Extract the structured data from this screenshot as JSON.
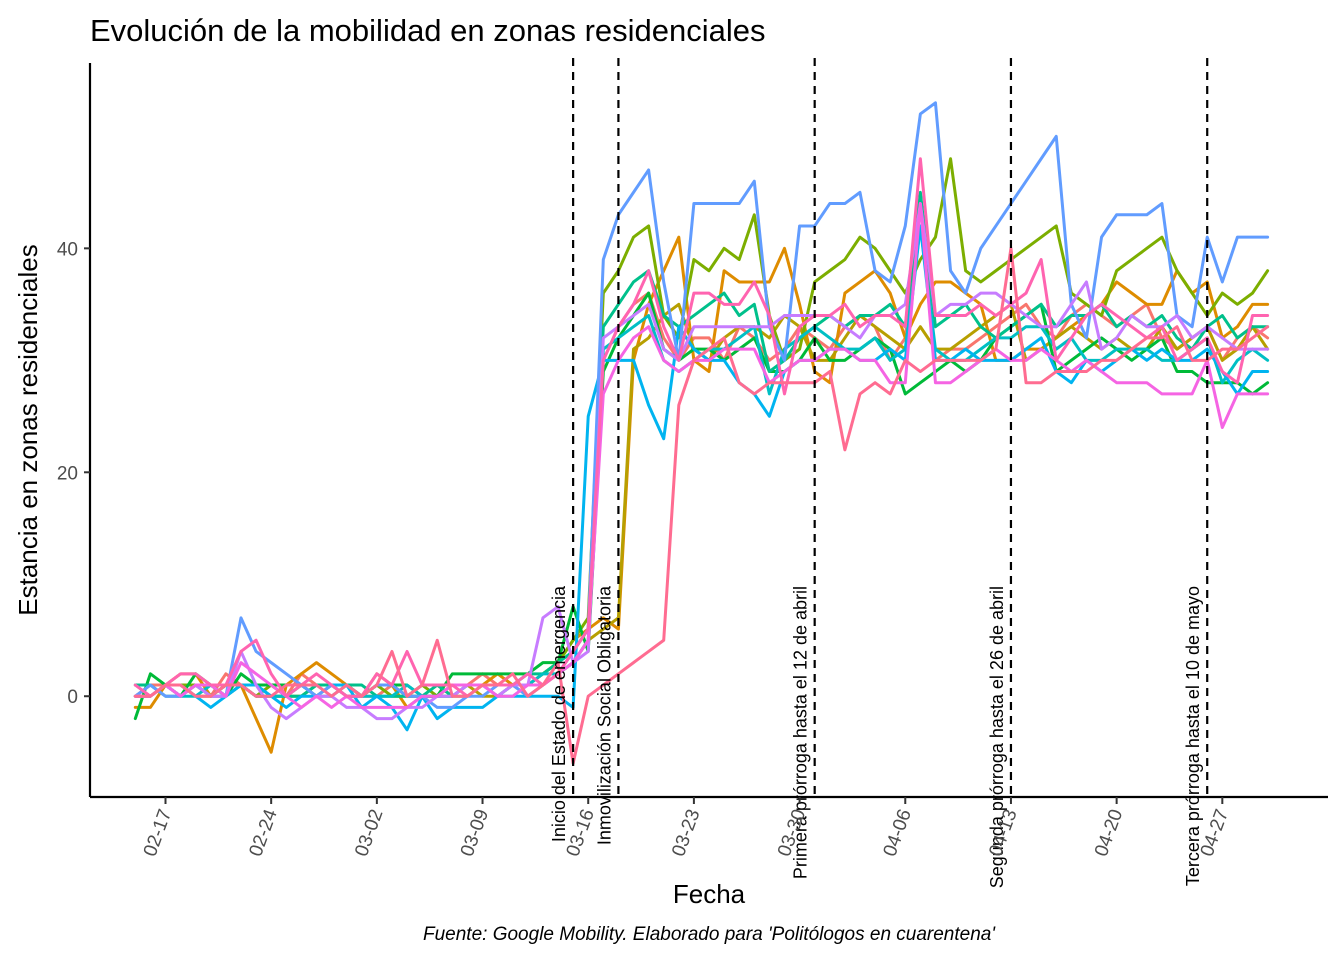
{
  "chart_data": {
    "type": "line",
    "title": "Evolución de la mobilidad en zonas residenciales",
    "xlabel": "Fecha",
    "ylabel": "Estancia en zonas residenciales",
    "caption": "Fuente: Google Mobility. Elaborado para 'Politólogos en cuarentena'",
    "x_start": "2020-02-15",
    "x_end": "2020-04-30",
    "xlim": [
      "2020-02-12",
      "2020-05-04"
    ],
    "ylim": [
      -9,
      57
    ],
    "x_ticks": [
      {
        "date": "2020-02-17",
        "label": "02-17"
      },
      {
        "date": "2020-02-24",
        "label": "02-24"
      },
      {
        "date": "2020-03-02",
        "label": "03-02"
      },
      {
        "date": "2020-03-09",
        "label": "03-09"
      },
      {
        "date": "2020-03-16",
        "label": "03-16"
      },
      {
        "date": "2020-03-23",
        "label": "03-23"
      },
      {
        "date": "2020-03-30",
        "label": "03-30"
      },
      {
        "date": "2020-04-06",
        "label": "04-06"
      },
      {
        "date": "2020-04-13",
        "label": "04-13"
      },
      {
        "date": "2020-04-20",
        "label": "04-20"
      },
      {
        "date": "2020-04-27",
        "label": "04-27"
      }
    ],
    "y_ticks": [
      0,
      20,
      40
    ],
    "events": [
      {
        "date": "2020-03-15",
        "label": "Inicio del Estado de emergencia"
      },
      {
        "date": "2020-03-18",
        "label": "Inmovilización Social Obligatoria"
      },
      {
        "date": "2020-03-31",
        "label": "Primera prórroga hasta el 12 de abril"
      },
      {
        "date": "2020-04-13",
        "label": "Segunda prórroga hasta el 26 de abril"
      },
      {
        "date": "2020-04-26",
        "label": "Tercera prórroga hasta el 10 de mayo"
      }
    ],
    "legend": "none",
    "grid": false,
    "series": [
      {
        "color": "#F8766D",
        "values": [
          0,
          1,
          1,
          0,
          1,
          0,
          2,
          1,
          0,
          1,
          0,
          2,
          1,
          1,
          0,
          0,
          0,
          1,
          0,
          1,
          1,
          0,
          1,
          2,
          1,
          1,
          0,
          1,
          2,
          4,
          6,
          30,
          33,
          35,
          36,
          32,
          30,
          32,
          32,
          30,
          33,
          32,
          30,
          31,
          33,
          32,
          31,
          33,
          34,
          33,
          30,
          32,
          44,
          30,
          31,
          31,
          32,
          33,
          34,
          35,
          33,
          32,
          34,
          35,
          34,
          33,
          34,
          35,
          32,
          31,
          32,
          33,
          30,
          32,
          33,
          32
        ]
      },
      {
        "color": "#DE8C00",
        "values": [
          -1,
          -1,
          1,
          2,
          2,
          0,
          1,
          1,
          -2,
          -5,
          1,
          2,
          3,
          2,
          1,
          0,
          2,
          1,
          -1,
          0,
          0,
          1,
          1,
          1,
          2,
          1,
          1,
          2,
          3,
          5,
          6,
          7,
          6,
          30,
          35,
          38,
          41,
          30,
          29,
          38,
          37,
          37,
          37,
          40,
          35,
          29,
          28,
          36,
          37,
          38,
          36,
          32,
          35,
          37,
          37,
          36,
          35,
          30,
          30,
          31,
          31,
          32,
          33,
          34,
          35,
          37,
          36,
          35,
          35,
          38,
          36,
          37,
          32,
          33,
          35,
          35
        ]
      },
      {
        "color": "#B79F00",
        "values": [
          0,
          0,
          1,
          1,
          0,
          0,
          1,
          1,
          0,
          0,
          0,
          1,
          0,
          1,
          0,
          0,
          1,
          1,
          0,
          0,
          0,
          1,
          1,
          0,
          0,
          1,
          1,
          1,
          2,
          3,
          5,
          6,
          7,
          31,
          32,
          34,
          35,
          31,
          30,
          32,
          33,
          33,
          32,
          34,
          33,
          30,
          30,
          32,
          34,
          33,
          32,
          31,
          33,
          31,
          31,
          32,
          33,
          34,
          35,
          30,
          31,
          32,
          33,
          32,
          31,
          32,
          31,
          31,
          33,
          31,
          32,
          33,
          30,
          31,
          33,
          31
        ]
      },
      {
        "color": "#7CAE00",
        "values": [
          0,
          0,
          1,
          1,
          1,
          0,
          0,
          1,
          0,
          1,
          0,
          0,
          1,
          1,
          1,
          0,
          1,
          0,
          0,
          1,
          0,
          0,
          0,
          1,
          1,
          1,
          1,
          2,
          3,
          5,
          7,
          36,
          38,
          41,
          42,
          34,
          32,
          39,
          38,
          40,
          39,
          43,
          34,
          30,
          31,
          37,
          38,
          39,
          41,
          40,
          38,
          36,
          39,
          41,
          48,
          38,
          37,
          38,
          39,
          40,
          41,
          42,
          36,
          35,
          34,
          38,
          39,
          40,
          41,
          38,
          36,
          34,
          36,
          35,
          36,
          38
        ]
      },
      {
        "color": "#00BA38",
        "values": [
          -2,
          2,
          1,
          0,
          2,
          1,
          0,
          2,
          1,
          1,
          1,
          1,
          1,
          1,
          1,
          0,
          1,
          1,
          1,
          0,
          0,
          2,
          2,
          2,
          2,
          2,
          2,
          3,
          3,
          8,
          4,
          29,
          32,
          34,
          36,
          31,
          30,
          31,
          31,
          30,
          31,
          32,
          29,
          29,
          30,
          32,
          30,
          30,
          31,
          32,
          31,
          27,
          28,
          29,
          30,
          29,
          30,
          32,
          33,
          34,
          35,
          29,
          30,
          31,
          32,
          31,
          30,
          31,
          32,
          29,
          29,
          28,
          28,
          28,
          27,
          28
        ]
      },
      {
        "color": "#00C08B",
        "values": [
          1,
          1,
          0,
          0,
          1,
          0,
          1,
          1,
          1,
          0,
          0,
          0,
          1,
          1,
          1,
          1,
          0,
          0,
          0,
          0,
          1,
          0,
          1,
          1,
          1,
          1,
          2,
          2,
          3,
          4,
          6,
          33,
          35,
          37,
          38,
          34,
          33,
          34,
          35,
          36,
          34,
          35,
          29,
          30,
          32,
          33,
          34,
          33,
          34,
          34,
          35,
          33,
          45,
          33,
          34,
          35,
          33,
          32,
          33,
          34,
          35,
          33,
          34,
          34,
          35,
          33,
          34,
          33,
          34,
          32,
          31,
          33,
          34,
          32,
          33,
          33
        ]
      },
      {
        "color": "#00BFC4",
        "values": [
          0,
          0,
          1,
          0,
          0,
          1,
          0,
          1,
          0,
          0,
          0,
          1,
          0,
          0,
          1,
          0,
          0,
          0,
          1,
          0,
          0,
          0,
          1,
          1,
          0,
          1,
          1,
          2,
          2,
          3,
          5,
          31,
          32,
          33,
          34,
          30,
          29,
          30,
          31,
          31,
          32,
          33,
          27,
          31,
          32,
          33,
          32,
          31,
          31,
          32,
          30,
          31,
          42,
          31,
          30,
          30,
          31,
          32,
          32,
          33,
          33,
          31,
          32,
          30,
          30,
          31,
          31,
          31,
          30,
          30,
          31,
          32,
          28,
          30,
          31,
          30
        ]
      },
      {
        "color": "#00B4F0",
        "values": [
          0,
          0,
          1,
          1,
          0,
          -1,
          0,
          1,
          1,
          0,
          -1,
          0,
          0,
          1,
          1,
          -1,
          0,
          -1,
          -3,
          0,
          -2,
          -1,
          -1,
          -1,
          0,
          0,
          0,
          0,
          0,
          -1,
          25,
          30,
          30,
          30,
          26,
          23,
          33,
          31,
          30,
          30,
          28,
          27,
          25,
          29,
          30,
          30,
          31,
          31,
          30,
          30,
          31,
          30,
          42,
          30,
          30,
          31,
          30,
          30,
          30,
          31,
          32,
          29,
          28,
          30,
          29,
          30,
          31,
          30,
          31,
          30,
          30,
          31,
          29,
          27,
          29,
          29
        ]
      },
      {
        "color": "#619CFF",
        "values": [
          0,
          1,
          0,
          0,
          1,
          0,
          0,
          7,
          4,
          3,
          2,
          1,
          0,
          1,
          0,
          0,
          1,
          1,
          0,
          0,
          -1,
          -1,
          0,
          0,
          1,
          1,
          0,
          1,
          2,
          4,
          6,
          39,
          43,
          45,
          47,
          37,
          30,
          44,
          44,
          44,
          44,
          46,
          33,
          30,
          42,
          42,
          44,
          44,
          45,
          38,
          37,
          42,
          52,
          53,
          38,
          36,
          40,
          42,
          44,
          46,
          48,
          50,
          35,
          32,
          41,
          43,
          43,
          43,
          44,
          34,
          33,
          41,
          37,
          41,
          41,
          41
        ]
      },
      {
        "color": "#C77CFF",
        "values": [
          0,
          0,
          1,
          0,
          1,
          0,
          0,
          4,
          1,
          -1,
          -2,
          -1,
          0,
          0,
          -1,
          -1,
          -2,
          -2,
          -1,
          -1,
          0,
          0,
          1,
          1,
          0,
          1,
          1,
          7,
          8,
          3,
          4,
          32,
          33,
          34,
          35,
          31,
          30,
          33,
          33,
          33,
          33,
          33,
          33,
          34,
          34,
          34,
          34,
          33,
          32,
          34,
          34,
          35,
          44,
          34,
          35,
          35,
          36,
          36,
          35,
          34,
          33,
          33,
          35,
          37,
          31,
          32,
          34,
          33,
          33,
          34,
          32,
          33,
          32,
          31,
          31,
          31
        ]
      },
      {
        "color": "#F564E3",
        "values": [
          0,
          0,
          1,
          0,
          1,
          1,
          0,
          3,
          2,
          1,
          0,
          -1,
          0,
          -1,
          0,
          -1,
          -1,
          -1,
          -1,
          0,
          0,
          1,
          1,
          1,
          0,
          0,
          1,
          1,
          2,
          3,
          5,
          27,
          30,
          32,
          33,
          30,
          29,
          30,
          30,
          31,
          31,
          31,
          28,
          29,
          30,
          30,
          31,
          31,
          30,
          30,
          28,
          28,
          44,
          28,
          28,
          29,
          30,
          31,
          30,
          30,
          31,
          30,
          29,
          30,
          29,
          28,
          28,
          28,
          27,
          27,
          27,
          30,
          24,
          27,
          27,
          27
        ]
      },
      {
        "color": "#FF64B0",
        "values": [
          1,
          0,
          1,
          2,
          2,
          1,
          1,
          4,
          5,
          2,
          0,
          1,
          2,
          1,
          0,
          0,
          2,
          1,
          4,
          1,
          1,
          1,
          0,
          1,
          1,
          1,
          2,
          1,
          2,
          4,
          6,
          30,
          33,
          35,
          38,
          33,
          30,
          36,
          36,
          35,
          35,
          37,
          34,
          27,
          33,
          34,
          34,
          35,
          33,
          34,
          34,
          33,
          48,
          34,
          34,
          34,
          35,
          34,
          35,
          36,
          39,
          30,
          32,
          34,
          35,
          34,
          33,
          32,
          33,
          30,
          31,
          32,
          29,
          28,
          34,
          34
        ]
      },
      {
        "color": "#FF6C91",
        "values": [
          0,
          0,
          1,
          1,
          0,
          0,
          1,
          1,
          0,
          0,
          1,
          1,
          1,
          0,
          1,
          0,
          1,
          4,
          0,
          1,
          5,
          0,
          0,
          1,
          1,
          2,
          0,
          1,
          3,
          -6,
          0,
          1,
          2,
          3,
          4,
          5,
          26,
          30,
          31,
          32,
          28,
          27,
          28,
          28,
          28,
          28,
          29,
          22,
          27,
          28,
          27,
          30,
          29,
          30,
          30,
          30,
          30,
          31,
          40,
          28,
          28,
          29,
          29,
          29,
          30,
          30,
          31,
          32,
          32,
          33,
          30,
          30,
          31,
          31,
          32,
          33
        ]
      }
    ]
  }
}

------------------------

TASK DETAILS
List every line above that contains the word "zonas".

ANSWER BELOW
    "title": "Evolución de la mobilidad en zonas residenciales",
    "ylabel": "Estancia en zonas residenciales",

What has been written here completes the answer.